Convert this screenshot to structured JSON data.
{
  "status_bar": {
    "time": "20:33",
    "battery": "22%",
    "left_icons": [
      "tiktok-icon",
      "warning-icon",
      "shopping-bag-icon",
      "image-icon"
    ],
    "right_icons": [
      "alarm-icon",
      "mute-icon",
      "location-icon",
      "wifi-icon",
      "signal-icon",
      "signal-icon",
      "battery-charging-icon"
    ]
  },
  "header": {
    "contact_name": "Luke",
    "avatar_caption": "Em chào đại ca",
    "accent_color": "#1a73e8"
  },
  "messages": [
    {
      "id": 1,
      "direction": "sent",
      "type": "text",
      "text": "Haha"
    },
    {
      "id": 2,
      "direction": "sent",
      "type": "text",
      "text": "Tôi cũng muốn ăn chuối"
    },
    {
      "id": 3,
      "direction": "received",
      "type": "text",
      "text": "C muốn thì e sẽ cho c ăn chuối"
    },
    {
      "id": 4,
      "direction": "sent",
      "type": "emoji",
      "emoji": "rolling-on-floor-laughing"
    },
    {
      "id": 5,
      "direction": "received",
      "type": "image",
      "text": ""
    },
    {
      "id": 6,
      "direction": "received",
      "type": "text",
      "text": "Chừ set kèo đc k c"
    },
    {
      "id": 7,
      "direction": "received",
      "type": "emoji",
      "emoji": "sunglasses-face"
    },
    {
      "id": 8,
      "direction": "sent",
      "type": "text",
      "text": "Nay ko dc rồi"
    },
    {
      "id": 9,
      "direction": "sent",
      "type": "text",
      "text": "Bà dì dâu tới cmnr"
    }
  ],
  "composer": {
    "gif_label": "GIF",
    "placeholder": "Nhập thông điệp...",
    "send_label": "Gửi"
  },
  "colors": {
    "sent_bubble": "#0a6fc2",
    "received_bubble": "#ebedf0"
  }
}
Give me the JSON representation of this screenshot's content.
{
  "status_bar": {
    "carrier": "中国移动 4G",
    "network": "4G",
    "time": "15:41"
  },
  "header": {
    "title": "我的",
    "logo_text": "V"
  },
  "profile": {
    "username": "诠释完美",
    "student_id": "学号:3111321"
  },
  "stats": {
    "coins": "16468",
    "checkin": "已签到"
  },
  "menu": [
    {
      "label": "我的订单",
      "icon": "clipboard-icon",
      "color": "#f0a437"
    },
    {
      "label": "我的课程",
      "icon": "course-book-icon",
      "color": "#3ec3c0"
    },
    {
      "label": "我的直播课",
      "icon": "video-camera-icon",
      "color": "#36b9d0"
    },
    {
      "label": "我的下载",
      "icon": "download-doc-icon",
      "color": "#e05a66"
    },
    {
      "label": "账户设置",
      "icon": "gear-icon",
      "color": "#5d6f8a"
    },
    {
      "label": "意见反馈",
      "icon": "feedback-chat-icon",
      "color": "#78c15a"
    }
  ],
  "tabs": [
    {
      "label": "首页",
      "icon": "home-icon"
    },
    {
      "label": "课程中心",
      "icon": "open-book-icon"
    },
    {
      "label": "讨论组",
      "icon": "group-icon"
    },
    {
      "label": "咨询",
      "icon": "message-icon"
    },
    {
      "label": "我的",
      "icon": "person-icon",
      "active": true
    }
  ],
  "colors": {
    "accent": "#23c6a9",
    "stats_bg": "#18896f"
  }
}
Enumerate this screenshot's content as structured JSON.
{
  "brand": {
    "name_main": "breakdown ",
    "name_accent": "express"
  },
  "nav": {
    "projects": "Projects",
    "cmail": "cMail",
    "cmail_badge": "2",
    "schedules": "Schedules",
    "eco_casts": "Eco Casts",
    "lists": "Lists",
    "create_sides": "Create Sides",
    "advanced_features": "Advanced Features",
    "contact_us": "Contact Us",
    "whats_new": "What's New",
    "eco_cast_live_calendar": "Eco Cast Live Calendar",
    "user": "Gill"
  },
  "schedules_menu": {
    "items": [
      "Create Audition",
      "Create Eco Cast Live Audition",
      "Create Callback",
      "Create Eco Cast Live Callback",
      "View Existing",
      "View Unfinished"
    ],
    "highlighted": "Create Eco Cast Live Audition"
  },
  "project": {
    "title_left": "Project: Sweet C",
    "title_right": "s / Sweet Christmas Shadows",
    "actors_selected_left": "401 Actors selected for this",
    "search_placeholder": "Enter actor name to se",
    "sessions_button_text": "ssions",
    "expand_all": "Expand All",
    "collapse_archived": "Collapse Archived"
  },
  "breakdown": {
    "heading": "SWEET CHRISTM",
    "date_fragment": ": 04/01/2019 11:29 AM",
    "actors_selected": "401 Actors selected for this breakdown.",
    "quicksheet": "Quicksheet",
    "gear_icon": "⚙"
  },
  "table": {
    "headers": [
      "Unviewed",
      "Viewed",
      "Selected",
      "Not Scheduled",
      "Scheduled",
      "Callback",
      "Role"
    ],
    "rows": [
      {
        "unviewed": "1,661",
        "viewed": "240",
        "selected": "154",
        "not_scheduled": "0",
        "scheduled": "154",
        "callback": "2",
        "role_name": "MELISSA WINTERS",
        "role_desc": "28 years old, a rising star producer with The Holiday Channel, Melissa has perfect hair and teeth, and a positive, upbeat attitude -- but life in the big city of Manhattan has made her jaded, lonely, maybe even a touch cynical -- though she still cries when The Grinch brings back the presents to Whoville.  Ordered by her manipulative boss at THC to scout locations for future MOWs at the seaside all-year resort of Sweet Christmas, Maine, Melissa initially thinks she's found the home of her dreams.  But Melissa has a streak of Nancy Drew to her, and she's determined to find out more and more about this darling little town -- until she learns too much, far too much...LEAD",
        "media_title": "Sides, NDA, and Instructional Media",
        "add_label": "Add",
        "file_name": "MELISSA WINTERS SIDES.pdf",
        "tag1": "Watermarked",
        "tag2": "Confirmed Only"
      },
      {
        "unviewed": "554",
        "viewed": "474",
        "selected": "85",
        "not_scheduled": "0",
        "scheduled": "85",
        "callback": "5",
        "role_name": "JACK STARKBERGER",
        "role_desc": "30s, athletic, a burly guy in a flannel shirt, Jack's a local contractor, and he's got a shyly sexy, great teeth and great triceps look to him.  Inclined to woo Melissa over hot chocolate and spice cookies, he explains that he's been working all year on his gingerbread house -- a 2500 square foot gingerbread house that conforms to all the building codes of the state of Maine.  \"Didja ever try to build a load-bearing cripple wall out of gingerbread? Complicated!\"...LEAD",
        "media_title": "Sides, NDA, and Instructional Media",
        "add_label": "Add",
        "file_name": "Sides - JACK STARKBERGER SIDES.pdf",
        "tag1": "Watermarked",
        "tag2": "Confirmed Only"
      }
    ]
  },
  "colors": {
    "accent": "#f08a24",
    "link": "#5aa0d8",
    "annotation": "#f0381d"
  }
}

┄┄┄┄┄┄┄┄┄┄

_SHORT TASK_.
Print the complete listing again, exactly as it stands.

_TASK SOLUTION_.
Convert this screenshot to structured JSON data.
{
  "status_bar": {
    "time": "20:33",
    "battery": "22%",
    "left_icons": [
      "tiktok-icon",
      "warning-icon",
      "shopping-bag-icon",
      "image-icon"
    ],
    "right_icons": [
      "alarm-icon",
      "mute-icon",
      "location-icon",
      "wifi-icon",
      "signal-icon",
      "signal-icon",
      "battery-charging-icon"
    ]
  },
  "header": {
    "contact_name": "Luke",
    "avatar_caption": "Em chào đại ca",
    "accent_color": "#1a73e8"
  },
  "messages": [
    {
      "id": 1,
      "direction": "sent",
      "type": "text",
      "text": "Haha"
    },
    {
      "id": 2,
      "direction": "sent",
      "type": "text",
      "text": "Tôi cũng muốn ăn chuối"
    },
    {
      "id": 3,
      "direction": "received",
      "type": "text",
      "text": "C muốn thì e sẽ cho c ăn chuối"
    },
    {
      "id": 4,
      "direction": "sent",
      "type": "emoji",
      "emoji": "rolling-on-floor-laughing"
    },
    {
      "id": 5,
      "direction": "received",
      "type": "image",
      "text": ""
    },
    {
      "id": 6,
      "direction": "received",
      "type": "text",
      "text": "Chừ set kèo đc k c"
    },
    {
      "id": 7,
      "direction": "received",
      "type": "emoji",
      "emoji": "sunglasses-face"
    },
    {
      "id": 8,
      "direction": "sent",
      "type": "text",
      "text": "Nay ko dc rồi"
    },
    {
      "id": 9,
      "direction": "sent",
      "type": "text",
      "text": "Bà dì dâu tới cmnr"
    }
  ],
  "composer": {
    "gif_label": "GIF",
    "placeholder": "Nhập thông điệp...",
    "send_label": "Gửi"
  },
  "colors": {
    "sent_bubble": "#0a6fc2",
    "received_bubble": "#ebedf0"
  }
}
Give me the JSON representation of this screenshot's content.
{
  "status_bar": {
    "carrier": "中国移动 4G",
    "network": "4G",
    "time": "15:41"
  },
  "header": {
    "title": "我的",
    "logo_text": "V"
  },
  "profile": {
    "username": "诠释完美",
    "student_id": "学号:3111321"
  },
  "stats": {
    "coins": "16468",
    "checkin": "已签到"
  },
  "menu": [
    {
      "label": "我的订单",
      "icon": "clipboard-icon",
      "color": "#f0a437"
    },
    {
      "label": "我的课程",
      "icon": "course-book-icon",
      "color": "#3ec3c0"
    },
    {
      "label": "我的直播课",
      "icon": "video-camera-icon",
      "color": "#36b9d0"
    },
    {
      "label": "我的下载",
      "icon": "download-doc-icon",
      "color": "#e05a66"
    },
    {
      "label": "账户设置",
      "icon": "gear-icon",
      "color": "#5d6f8a"
    },
    {
      "label": "意见反馈",
      "icon": "feedback-chat-icon",
      "color": "#78c15a"
    }
  ],
  "tabs": [
    {
      "label": "首页",
      "icon": "home-icon"
    },
    {
      "label": "课程中心",
      "icon": "open-book-icon"
    },
    {
      "label": "讨论组",
      "icon": "group-icon"
    },
    {
      "label": "咨询",
      "icon": "message-icon"
    },
    {
      "label": "我的",
      "icon": "person-icon",
      "active": true
    }
  ],
  "colors": {
    "accent": "#23c6a9",
    "stats_bg": "#18896f"
  }
}
Enumerate this screenshot's content as structured JSON.
{
  "brand": {
    "name_main": "breakdown ",
    "name_accent": "express"
  },
  "nav": {
    "projects": "Projects",
    "cmail": "cMail",
    "cmail_badge": "2",
    "schedules": "Schedules",
    "eco_casts": "Eco Casts",
    "lists": "Lists",
    "create_sides": "Create Sides",
    "advanced_features": "Advanced Features",
    "contact_us": "Contact Us",
    "whats_new": "What's New",
    "eco_cast_live_calendar": "Eco Cast Live Calendar",
    "user": "Gill"
  },
  "schedules_menu": {
    "items": [
      "Create Audition",
      "Create Eco Cast Live Audition",
      "Create Callback",
      "Create Eco Cast Live Callback",
      "View Existing",
      "View Unfinished"
    ],
    "highlighted": "Create Eco Cast Live Audition"
  },
  "project": {
    "title_left": "Project: Sweet C",
    "title_right": "s / Sweet Christmas Shadows",
    "actors_selected_left": "401 Actors selected for this",
    "search_placeholder": "Enter actor name to se",
    "sessions_button_text": "ssions",
    "expand_all": "Expand All",
    "collapse_archived": "Collapse Archived"
  },
  "breakdown": {
    "heading": "SWEET CHRISTM",
    "date_fragment": ": 04/01/2019 11:29 AM",
    "actors_selected": "401 Actors selected for this breakdown.",
    "quicksheet": "Quicksheet",
    "gear_icon": "⚙"
  },
  "table": {
    "headers": [
      "Unviewed",
      "Viewed",
      "Selected",
      "Not Scheduled",
      "Scheduled",
      "Callback",
      "Role"
    ],
    "rows": [
      {
        "unviewed": "1,661",
        "viewed": "240",
        "selected": "154",
        "not_scheduled": "0",
        "scheduled": "154",
        "callback": "2",
        "role_name": "MELISSA WINTERS",
        "role_desc": "28 years old, a rising star producer with The Holiday Channel, Melissa has perfect hair and teeth, and a positive, upbeat attitude -- but life in the big city of Manhattan has made her jaded, lonely, maybe even a touch cynical -- though she still cries when The Grinch brings back the presents to Whoville.  Ordered by her manipulative boss at THC to scout locations for future MOWs at the seaside all-year resort of Sweet Christmas, Maine, Melissa initially thinks she's found the home of her dreams.  But Melissa has a streak of Nancy Drew to her, and she's determined to find out more and more about this darling little town -- until she learns too much, far too much...LEAD",
        "media_title": "Sides, NDA, and Instructional Media",
        "add_label": "Add",
        "file_name": "MELISSA WINTERS SIDES.pdf",
        "tag1": "Watermarked",
        "tag2": "Confirmed Only"
      },
      {
        "unviewed": "554",
        "viewed": "474",
        "selected": "85",
        "not_scheduled": "0",
        "scheduled": "85",
        "callback": "5",
        "role_name": "JACK STARKBERGER",
        "role_desc": "30s, athletic, a burly guy in a flannel shirt, Jack's a local contractor, and he's got a shyly sexy, great teeth and great triceps look to him.  Inclined to woo Melissa over hot chocolate and spice cookies, he explains that he's been working all year on his gingerbread house -- a 2500 square foot gingerbread house that conforms to all the building codes of the state of Maine.  \"Didja ever try to build a load-bearing cripple wall out of gingerbread? Complicated!\"...LEAD",
        "media_title": "Sides, NDA, and Instructional Media",
        "add_label": "Add",
        "file_name": "Sides - JACK STARKBERGER SIDES.pdf",
        "tag1": "Watermarked",
        "tag2": "Confirmed Only"
      }
    ]
  },
  "colors": {
    "accent": "#f08a24",
    "link": "#5aa0d8",
    "annotation": "#f0381d"
  }
}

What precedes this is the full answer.